Text shown -
- - - - -
Feature/sparse bls gpu

.github/workflows/tests.yml

@@ -12,7 +12,7 @@ jobs:
     strategy:
       fail-fast: false
       matrix:
-        python-version: ["3.7", "3.8", "3.9", "3.10", "3.11", "3.12"]
+        python-version: ["3.8", "3.9", "3.10", "3.11", "3.12"]
 
     steps:
     - uses: actions/checkout@v3

cuvarbase/bls.py

@@ -1150,6 +1150,139 @@ def sparse_bls_cpu(t, y, dy, freqs, ignore_negative_delta_sols=False):
     return bls_powers, solutions
 
 
+def compile_sparse_bls(block_size=_default_block_size, use_simple=True, **kwargs):
+    """
+    Compile sparse BLS GPU kernel
+
+    Parameters
+    ----------
+    block_size: int, optional (default: _default_block_size)
- - - - -
Records provided -
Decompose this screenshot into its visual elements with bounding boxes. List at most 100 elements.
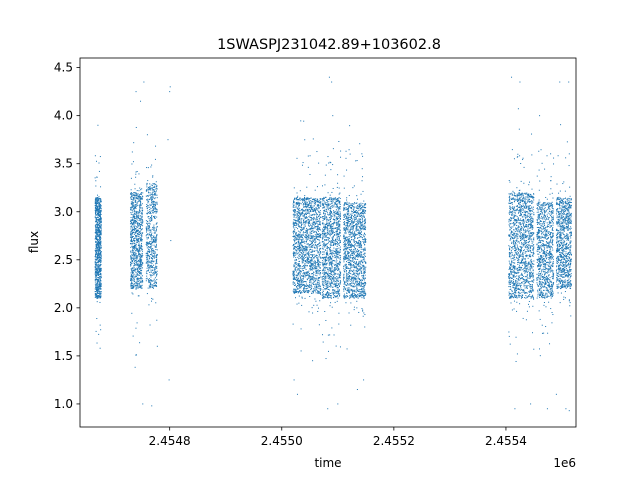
data-point — [99, 324, 101, 326]
data-point — [130, 207, 132, 209]
data-point — [338, 291, 340, 293]
data-point — [323, 218, 325, 220]
data-point — [138, 235, 140, 237]
data-point — [142, 262, 144, 264]
data-point — [313, 214, 315, 216]
data-point — [335, 201, 337, 203]
data-point — [137, 277, 139, 279]
data-point — [96, 237, 98, 239]
data-point — [139, 270, 141, 272]
data-point — [327, 156, 329, 158]
data-point — [96, 176, 98, 178]
data-point — [148, 218, 150, 220]
data-point — [336, 203, 338, 205]
data-point — [95, 232, 97, 234]
data-point — [150, 285, 152, 287]
data-point — [138, 197, 140, 199]
data-point — [98, 278, 100, 280]
data-point — [331, 244, 333, 246]
data-point — [99, 291, 101, 293]
data-point — [149, 271, 151, 273]
data-point — [337, 283, 339, 285]
data-point — [99, 265, 101, 267]
data-point — [134, 209, 136, 211]
data-point — [337, 207, 339, 209]
data-point — [317, 221, 319, 223]
data-point — [129, 193, 131, 195]
data-point — [331, 202, 333, 204]
data-point — [139, 286, 141, 288]
data-point — [134, 366, 136, 368]
data-point — [339, 206, 341, 208]
data-point — [98, 288, 100, 290]
data-point — [320, 198, 322, 200]
data-point — [311, 207, 313, 209]
data-point — [312, 288, 314, 290]
data-point — [292, 214, 294, 216]
data-point — [304, 232, 306, 234]
data-point — [139, 204, 141, 206]
data-point — [137, 283, 139, 285]
data-point — [313, 205, 315, 207]
data-point — [327, 192, 329, 194]
data-point — [335, 251, 337, 253]
data-point — [134, 248, 136, 250]
data-point — [336, 234, 338, 236]
data-point — [322, 248, 324, 250]
data-point — [316, 249, 318, 251]
data-point — [147, 212, 149, 214]
data-point — [304, 197, 306, 199]
data-point — [323, 216, 325, 218]
data-point — [329, 194, 331, 196]
data-point — [135, 281, 137, 283]
data-point — [308, 208, 310, 210]
data-point — [134, 276, 136, 278]
data-point — [97, 271, 99, 273]
data-point — [331, 197, 333, 199]
data-point — [136, 268, 138, 270]
data-point — [153, 216, 155, 218]
data-point — [334, 272, 336, 274]
data-point — [293, 236, 295, 238]
data-point — [156, 216, 158, 218]
data-point — [147, 199, 149, 201]
data-point — [139, 260, 141, 262]
data-point — [152, 187, 154, 189]
data-point — [139, 265, 141, 267]
data-point — [330, 208, 332, 210]
data-point — [322, 260, 324, 262]
data-point — [131, 233, 133, 235]
data-point — [339, 277, 341, 279]
data-point — [98, 275, 100, 277]
data-point — [318, 259, 320, 261]
data-point — [336, 238, 338, 240]
data-point — [294, 246, 296, 248]
data-point — [305, 248, 307, 250]
data-point — [332, 253, 334, 255]
data-point — [300, 218, 302, 220]
data-point — [150, 282, 152, 284]
data-point — [331, 204, 333, 206]
data-point — [332, 249, 334, 251]
data-point — [313, 208, 315, 210]
data-point — [297, 243, 299, 245]
data-point — [100, 269, 102, 271]
data-point — [140, 221, 142, 223]
data-point — [337, 224, 339, 226]
data-point — [332, 290, 334, 292]
data-point — [98, 198, 100, 200]
data-point — [155, 241, 157, 243]
data-point — [293, 248, 295, 250]
data-point — [330, 269, 332, 271]
data-point — [303, 240, 305, 242]
data-point — [324, 244, 326, 246]
data-point — [293, 219, 295, 221]
data-point — [152, 202, 154, 204]
data-point — [332, 199, 334, 201]
data-point — [155, 243, 157, 245]
data-point — [298, 224, 300, 226]
data-point — [318, 251, 320, 253]
data-point — [130, 231, 132, 233]
data-point — [315, 274, 317, 276]
data-point — [319, 253, 321, 255]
- - - - -
Work to do -
[1] Echo everything in the sparse BLS diff from "cuvarbase/bls.py" down to "optional (default: _default_block_size)".
[2] Answer these questions about the sparse BLS diff:
(a) Which Python version was dropped from the test matrix?
(b) What is the name of the new function added to cuvarbase/bls.py?
(c) What default value does that function give the parameter use_simple?

Outputs by task -
[1]
cuvarbase/bls.py

@@ -1150,6 +1150,139 @@ def sparse_bls_cpu(t, y, dy, freqs, ignore_negative_delta_sols=False):
     return bls_powers, solutions
 
 
+def compile_sparse_bls(block_size=_default_block_size, use_simple=True, **kwargs):
+    """
+    Compile sparse BLS GPU kernel
+
+    Parameters
+    ----------
+    block_size: int, optional (default: _default_block_size)

[2]
(a) Python version 3.7 was dropped from the test matrix.
(b) The new function is named compile_sparse_bls.
(c) The parameter use_simple defaults to True.